*Directions*:
Repeat verbatim the records from the line containing "wire red Lc1" through the line containing "wire ODER O long <box>317 345 687 408</box>", both lines included.

*Data supplied*:
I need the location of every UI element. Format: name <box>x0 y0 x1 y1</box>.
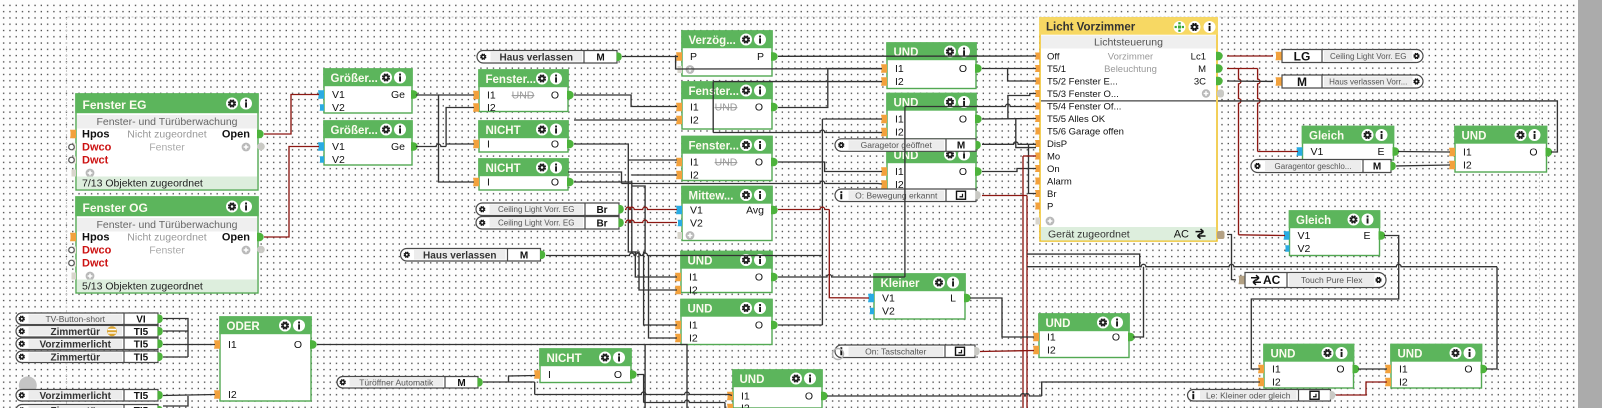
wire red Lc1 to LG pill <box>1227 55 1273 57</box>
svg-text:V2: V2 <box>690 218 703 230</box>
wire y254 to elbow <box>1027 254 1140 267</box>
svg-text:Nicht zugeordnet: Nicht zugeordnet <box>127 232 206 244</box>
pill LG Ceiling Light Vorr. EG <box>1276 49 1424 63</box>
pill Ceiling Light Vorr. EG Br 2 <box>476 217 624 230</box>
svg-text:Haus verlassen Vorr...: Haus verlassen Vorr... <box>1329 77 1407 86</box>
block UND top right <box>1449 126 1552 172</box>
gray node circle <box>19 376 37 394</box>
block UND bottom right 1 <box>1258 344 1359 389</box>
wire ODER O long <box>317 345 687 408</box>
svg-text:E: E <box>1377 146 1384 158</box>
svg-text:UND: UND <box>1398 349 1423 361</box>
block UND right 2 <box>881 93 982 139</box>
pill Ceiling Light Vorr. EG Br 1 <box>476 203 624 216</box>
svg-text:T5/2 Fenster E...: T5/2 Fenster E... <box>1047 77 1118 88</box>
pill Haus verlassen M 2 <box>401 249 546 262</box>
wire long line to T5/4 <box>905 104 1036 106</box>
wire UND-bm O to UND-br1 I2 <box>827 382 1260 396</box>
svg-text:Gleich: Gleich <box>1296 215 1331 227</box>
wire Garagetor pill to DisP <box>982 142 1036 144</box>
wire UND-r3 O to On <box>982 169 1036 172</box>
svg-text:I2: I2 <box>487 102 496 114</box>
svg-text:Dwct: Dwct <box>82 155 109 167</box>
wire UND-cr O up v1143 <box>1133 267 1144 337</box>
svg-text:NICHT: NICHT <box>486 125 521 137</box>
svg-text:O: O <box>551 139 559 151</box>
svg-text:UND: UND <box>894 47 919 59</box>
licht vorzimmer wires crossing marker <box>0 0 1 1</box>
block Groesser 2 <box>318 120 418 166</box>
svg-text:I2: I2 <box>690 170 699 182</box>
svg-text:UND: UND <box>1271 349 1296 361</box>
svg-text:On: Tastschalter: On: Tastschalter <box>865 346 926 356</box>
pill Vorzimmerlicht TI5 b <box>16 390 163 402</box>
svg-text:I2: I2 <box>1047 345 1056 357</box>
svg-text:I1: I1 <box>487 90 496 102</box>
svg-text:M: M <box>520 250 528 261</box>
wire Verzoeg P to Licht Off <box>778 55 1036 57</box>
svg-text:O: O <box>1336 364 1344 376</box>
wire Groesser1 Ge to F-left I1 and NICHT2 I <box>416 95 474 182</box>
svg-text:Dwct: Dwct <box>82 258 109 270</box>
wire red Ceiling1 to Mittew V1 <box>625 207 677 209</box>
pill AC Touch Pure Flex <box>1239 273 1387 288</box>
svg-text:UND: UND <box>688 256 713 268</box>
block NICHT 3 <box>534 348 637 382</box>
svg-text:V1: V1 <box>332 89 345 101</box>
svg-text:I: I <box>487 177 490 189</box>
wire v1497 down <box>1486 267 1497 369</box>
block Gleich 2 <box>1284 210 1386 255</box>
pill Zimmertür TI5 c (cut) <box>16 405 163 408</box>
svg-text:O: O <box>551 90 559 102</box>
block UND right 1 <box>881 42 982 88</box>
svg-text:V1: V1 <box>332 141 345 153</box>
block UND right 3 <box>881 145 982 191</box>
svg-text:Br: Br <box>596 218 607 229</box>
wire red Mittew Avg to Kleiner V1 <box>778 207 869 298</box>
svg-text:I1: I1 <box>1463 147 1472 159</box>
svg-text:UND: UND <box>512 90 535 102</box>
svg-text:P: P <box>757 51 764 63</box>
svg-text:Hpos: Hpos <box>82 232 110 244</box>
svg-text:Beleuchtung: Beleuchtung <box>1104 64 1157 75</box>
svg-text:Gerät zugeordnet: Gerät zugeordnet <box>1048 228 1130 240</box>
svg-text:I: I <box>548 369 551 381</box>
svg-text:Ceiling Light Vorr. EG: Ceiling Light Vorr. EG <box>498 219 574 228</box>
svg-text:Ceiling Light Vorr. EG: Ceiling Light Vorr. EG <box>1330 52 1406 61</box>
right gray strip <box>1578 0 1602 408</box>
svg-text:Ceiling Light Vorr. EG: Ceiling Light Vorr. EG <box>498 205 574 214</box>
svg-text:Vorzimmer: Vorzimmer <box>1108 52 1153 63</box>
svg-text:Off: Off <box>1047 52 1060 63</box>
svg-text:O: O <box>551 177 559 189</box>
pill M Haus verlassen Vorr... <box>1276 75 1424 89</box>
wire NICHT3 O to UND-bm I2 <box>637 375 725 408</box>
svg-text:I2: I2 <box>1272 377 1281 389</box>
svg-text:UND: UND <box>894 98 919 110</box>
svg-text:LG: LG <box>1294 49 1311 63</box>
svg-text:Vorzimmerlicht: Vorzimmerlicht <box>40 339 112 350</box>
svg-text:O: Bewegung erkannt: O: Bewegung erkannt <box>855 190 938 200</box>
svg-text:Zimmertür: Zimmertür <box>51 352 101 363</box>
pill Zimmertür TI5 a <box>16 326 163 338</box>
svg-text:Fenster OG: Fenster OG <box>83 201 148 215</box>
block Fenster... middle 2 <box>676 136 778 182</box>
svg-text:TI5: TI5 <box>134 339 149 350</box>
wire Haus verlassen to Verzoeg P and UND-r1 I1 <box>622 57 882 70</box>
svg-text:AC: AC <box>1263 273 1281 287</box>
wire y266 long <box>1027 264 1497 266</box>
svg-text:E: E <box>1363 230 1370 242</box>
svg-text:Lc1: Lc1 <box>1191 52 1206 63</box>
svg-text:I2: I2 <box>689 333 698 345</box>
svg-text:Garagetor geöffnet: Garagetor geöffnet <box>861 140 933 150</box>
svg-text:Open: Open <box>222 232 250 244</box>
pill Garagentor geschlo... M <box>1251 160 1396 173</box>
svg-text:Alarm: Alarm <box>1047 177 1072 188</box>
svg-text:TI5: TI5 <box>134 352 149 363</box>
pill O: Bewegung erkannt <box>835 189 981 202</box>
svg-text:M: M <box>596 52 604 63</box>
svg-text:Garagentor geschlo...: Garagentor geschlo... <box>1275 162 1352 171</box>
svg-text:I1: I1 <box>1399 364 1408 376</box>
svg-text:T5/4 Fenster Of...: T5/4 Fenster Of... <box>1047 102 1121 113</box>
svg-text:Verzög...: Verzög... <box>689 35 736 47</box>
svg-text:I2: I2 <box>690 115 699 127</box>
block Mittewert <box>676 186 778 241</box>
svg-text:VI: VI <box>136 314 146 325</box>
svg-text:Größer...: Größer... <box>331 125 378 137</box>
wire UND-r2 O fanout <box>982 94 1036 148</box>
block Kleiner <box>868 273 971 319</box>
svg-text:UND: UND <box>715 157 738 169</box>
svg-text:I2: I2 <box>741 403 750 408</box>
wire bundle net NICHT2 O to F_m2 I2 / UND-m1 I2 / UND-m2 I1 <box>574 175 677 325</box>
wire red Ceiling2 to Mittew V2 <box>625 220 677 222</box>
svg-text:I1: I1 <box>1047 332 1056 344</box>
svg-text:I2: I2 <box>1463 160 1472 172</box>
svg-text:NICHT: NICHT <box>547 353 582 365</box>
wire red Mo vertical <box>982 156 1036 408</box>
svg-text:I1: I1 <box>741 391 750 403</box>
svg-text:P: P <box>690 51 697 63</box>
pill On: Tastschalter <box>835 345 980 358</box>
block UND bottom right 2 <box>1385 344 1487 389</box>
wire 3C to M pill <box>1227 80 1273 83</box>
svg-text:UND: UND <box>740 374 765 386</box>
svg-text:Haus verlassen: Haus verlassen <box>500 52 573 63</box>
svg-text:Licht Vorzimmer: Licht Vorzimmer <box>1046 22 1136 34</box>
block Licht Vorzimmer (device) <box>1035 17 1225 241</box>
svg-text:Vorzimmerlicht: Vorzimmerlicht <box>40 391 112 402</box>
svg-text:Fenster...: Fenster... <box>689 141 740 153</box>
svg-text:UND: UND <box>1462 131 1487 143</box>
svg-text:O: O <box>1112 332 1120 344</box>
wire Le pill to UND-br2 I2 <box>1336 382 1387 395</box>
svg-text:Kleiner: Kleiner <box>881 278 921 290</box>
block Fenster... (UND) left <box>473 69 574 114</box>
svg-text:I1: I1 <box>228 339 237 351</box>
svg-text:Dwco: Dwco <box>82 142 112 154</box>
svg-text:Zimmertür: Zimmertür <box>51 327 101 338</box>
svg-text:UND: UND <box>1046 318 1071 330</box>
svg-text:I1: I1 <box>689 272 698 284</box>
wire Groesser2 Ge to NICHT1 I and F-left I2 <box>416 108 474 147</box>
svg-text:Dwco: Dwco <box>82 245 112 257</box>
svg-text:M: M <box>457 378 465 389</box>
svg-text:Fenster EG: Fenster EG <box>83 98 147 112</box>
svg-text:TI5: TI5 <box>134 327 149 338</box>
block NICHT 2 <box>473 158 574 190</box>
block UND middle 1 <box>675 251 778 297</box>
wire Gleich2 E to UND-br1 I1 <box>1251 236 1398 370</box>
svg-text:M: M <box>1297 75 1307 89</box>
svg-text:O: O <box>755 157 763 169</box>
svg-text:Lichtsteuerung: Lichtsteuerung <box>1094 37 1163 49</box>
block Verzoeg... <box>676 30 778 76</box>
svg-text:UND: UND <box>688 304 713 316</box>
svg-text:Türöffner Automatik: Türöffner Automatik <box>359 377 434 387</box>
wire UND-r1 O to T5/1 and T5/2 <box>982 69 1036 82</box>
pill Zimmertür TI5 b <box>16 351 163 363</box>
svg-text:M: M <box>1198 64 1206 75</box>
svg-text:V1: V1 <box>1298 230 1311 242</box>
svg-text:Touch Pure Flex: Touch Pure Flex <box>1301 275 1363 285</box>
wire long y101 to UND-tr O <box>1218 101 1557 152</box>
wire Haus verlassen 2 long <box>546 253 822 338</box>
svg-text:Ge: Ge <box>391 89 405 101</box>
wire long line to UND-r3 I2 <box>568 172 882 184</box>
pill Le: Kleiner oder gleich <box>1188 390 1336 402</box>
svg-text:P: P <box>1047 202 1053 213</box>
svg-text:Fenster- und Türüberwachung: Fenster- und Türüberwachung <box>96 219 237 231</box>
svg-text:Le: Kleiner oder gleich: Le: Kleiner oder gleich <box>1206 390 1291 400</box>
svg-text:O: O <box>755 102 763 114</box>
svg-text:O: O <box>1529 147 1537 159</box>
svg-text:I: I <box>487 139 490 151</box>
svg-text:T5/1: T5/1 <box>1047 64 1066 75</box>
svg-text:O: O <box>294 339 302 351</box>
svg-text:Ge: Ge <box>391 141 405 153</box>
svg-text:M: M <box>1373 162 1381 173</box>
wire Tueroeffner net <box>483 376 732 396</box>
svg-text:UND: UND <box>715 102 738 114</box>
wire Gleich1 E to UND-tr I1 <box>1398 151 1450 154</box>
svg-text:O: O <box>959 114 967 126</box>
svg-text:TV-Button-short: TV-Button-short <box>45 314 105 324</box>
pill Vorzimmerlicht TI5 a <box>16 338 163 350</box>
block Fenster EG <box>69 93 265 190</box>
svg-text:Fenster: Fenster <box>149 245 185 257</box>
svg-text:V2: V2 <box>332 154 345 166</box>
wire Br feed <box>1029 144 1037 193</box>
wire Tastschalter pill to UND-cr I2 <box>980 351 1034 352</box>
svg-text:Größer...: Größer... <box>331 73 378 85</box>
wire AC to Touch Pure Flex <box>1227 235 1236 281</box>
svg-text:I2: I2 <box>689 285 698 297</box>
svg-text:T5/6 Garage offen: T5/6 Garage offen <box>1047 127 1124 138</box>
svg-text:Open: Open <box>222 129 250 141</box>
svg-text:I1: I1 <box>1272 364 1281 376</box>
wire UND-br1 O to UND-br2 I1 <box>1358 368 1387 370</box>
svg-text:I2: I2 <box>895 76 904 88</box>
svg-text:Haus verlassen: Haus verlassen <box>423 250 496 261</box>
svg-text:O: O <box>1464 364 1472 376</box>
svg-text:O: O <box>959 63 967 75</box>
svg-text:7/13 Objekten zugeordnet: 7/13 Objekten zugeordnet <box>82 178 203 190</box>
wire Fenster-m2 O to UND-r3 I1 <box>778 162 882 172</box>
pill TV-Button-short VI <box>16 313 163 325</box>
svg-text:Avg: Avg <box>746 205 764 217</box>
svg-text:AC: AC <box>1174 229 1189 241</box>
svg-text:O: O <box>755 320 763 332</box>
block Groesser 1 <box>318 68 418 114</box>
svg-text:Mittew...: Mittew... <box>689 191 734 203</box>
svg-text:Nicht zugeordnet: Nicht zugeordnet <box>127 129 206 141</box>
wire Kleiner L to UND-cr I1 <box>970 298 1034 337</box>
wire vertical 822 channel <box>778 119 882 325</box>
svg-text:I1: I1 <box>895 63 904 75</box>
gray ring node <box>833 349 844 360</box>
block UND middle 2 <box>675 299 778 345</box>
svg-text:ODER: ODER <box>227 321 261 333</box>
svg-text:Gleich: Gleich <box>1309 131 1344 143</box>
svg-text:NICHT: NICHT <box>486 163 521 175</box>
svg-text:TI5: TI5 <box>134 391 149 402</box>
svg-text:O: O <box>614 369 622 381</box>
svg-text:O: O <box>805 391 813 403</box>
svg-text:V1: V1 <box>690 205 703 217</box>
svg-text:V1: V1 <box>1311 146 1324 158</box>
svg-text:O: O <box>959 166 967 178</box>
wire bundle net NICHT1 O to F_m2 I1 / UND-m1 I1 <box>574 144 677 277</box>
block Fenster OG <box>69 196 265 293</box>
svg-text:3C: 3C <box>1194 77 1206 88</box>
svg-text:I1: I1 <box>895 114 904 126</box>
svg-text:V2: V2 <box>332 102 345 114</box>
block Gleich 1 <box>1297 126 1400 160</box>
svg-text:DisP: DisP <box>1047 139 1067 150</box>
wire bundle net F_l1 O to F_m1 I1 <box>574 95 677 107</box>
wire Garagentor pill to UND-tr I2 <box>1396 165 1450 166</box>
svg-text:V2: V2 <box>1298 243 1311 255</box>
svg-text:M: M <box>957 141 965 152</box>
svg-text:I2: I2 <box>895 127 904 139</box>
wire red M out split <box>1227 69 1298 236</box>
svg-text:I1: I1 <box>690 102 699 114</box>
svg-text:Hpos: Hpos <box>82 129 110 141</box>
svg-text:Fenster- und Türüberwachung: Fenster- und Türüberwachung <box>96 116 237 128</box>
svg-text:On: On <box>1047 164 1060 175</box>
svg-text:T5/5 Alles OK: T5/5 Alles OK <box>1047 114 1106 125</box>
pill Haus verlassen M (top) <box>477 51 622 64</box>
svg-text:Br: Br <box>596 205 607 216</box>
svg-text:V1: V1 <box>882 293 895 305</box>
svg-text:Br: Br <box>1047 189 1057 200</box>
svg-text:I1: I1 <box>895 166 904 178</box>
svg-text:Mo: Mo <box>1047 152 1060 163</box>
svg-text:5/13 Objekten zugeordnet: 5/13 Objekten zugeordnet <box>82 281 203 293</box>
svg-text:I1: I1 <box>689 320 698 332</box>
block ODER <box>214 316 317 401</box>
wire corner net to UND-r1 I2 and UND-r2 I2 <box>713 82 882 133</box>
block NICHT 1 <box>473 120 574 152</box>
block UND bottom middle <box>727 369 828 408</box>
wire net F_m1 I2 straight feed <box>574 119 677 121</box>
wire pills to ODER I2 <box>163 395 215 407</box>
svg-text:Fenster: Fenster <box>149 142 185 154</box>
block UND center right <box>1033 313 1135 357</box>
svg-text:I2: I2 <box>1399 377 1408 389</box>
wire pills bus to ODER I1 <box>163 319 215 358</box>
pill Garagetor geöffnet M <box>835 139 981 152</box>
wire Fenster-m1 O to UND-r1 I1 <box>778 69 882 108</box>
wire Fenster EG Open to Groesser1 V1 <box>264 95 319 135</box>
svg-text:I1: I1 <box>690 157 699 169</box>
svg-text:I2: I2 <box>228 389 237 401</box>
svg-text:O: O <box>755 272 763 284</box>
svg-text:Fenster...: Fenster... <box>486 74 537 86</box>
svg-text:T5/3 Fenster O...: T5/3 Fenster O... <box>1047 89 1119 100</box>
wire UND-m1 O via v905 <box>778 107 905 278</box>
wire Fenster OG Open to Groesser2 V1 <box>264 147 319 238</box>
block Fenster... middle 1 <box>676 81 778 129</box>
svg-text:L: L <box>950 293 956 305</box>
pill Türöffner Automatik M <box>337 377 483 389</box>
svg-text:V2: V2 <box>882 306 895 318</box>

==

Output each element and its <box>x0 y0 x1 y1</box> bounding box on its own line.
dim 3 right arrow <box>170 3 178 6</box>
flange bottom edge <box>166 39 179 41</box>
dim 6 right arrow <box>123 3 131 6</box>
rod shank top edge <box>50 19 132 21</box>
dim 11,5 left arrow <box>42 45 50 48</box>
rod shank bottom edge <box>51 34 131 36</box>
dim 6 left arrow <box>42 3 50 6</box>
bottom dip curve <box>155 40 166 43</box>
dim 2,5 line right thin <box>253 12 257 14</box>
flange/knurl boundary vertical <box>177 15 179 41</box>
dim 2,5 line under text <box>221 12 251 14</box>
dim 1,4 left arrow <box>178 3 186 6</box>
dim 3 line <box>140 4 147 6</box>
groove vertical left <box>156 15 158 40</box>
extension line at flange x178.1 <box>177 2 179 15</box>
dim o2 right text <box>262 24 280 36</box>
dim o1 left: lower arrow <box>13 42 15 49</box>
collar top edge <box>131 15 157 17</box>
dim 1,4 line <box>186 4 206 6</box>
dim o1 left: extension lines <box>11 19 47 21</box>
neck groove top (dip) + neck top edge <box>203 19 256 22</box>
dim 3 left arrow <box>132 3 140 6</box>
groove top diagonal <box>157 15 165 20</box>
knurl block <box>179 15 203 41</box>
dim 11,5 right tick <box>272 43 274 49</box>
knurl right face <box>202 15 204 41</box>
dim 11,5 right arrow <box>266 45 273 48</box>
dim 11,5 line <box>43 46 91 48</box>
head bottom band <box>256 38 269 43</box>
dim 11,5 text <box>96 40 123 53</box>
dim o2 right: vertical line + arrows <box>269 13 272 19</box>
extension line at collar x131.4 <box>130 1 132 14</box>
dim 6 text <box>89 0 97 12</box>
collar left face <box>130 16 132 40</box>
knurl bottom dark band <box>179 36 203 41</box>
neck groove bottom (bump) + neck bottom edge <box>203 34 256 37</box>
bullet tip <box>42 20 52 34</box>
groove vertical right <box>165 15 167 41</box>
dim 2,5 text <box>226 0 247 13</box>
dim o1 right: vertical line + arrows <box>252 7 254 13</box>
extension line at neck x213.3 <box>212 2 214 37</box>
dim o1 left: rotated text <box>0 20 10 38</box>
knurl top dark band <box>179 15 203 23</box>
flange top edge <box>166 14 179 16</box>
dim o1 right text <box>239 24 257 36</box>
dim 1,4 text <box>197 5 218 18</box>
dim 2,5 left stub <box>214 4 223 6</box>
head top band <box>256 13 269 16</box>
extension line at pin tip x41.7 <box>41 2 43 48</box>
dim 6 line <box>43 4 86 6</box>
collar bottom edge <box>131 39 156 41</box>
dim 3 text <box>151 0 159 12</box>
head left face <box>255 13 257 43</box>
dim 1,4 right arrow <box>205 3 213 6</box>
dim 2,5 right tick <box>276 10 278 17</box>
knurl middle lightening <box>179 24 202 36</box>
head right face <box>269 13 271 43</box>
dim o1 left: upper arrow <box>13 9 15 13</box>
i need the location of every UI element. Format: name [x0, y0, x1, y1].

*Task solution*:
wire red Lc1 to LG pill <box>1227 55 1273 57</box>
svg-text:V2: V2 <box>690 218 703 230</box>
wire y254 to elbow <box>1027 254 1140 267</box>
svg-text:Nicht zugeordnet: Nicht zugeordnet <box>127 232 206 244</box>
pill LG Ceiling Light Vorr. EG <box>1276 49 1424 63</box>
pill Ceiling Light Vorr. EG Br 2 <box>476 217 624 230</box>
svg-text:Haus verlassen Vorr...: Haus verlassen Vorr... <box>1329 77 1407 86</box>
block UND top right <box>1449 126 1552 172</box>
gray node circle <box>19 376 37 394</box>
block UND bottom right 1 <box>1258 344 1359 389</box>
wire ODER O long <box>317 345 687 408</box>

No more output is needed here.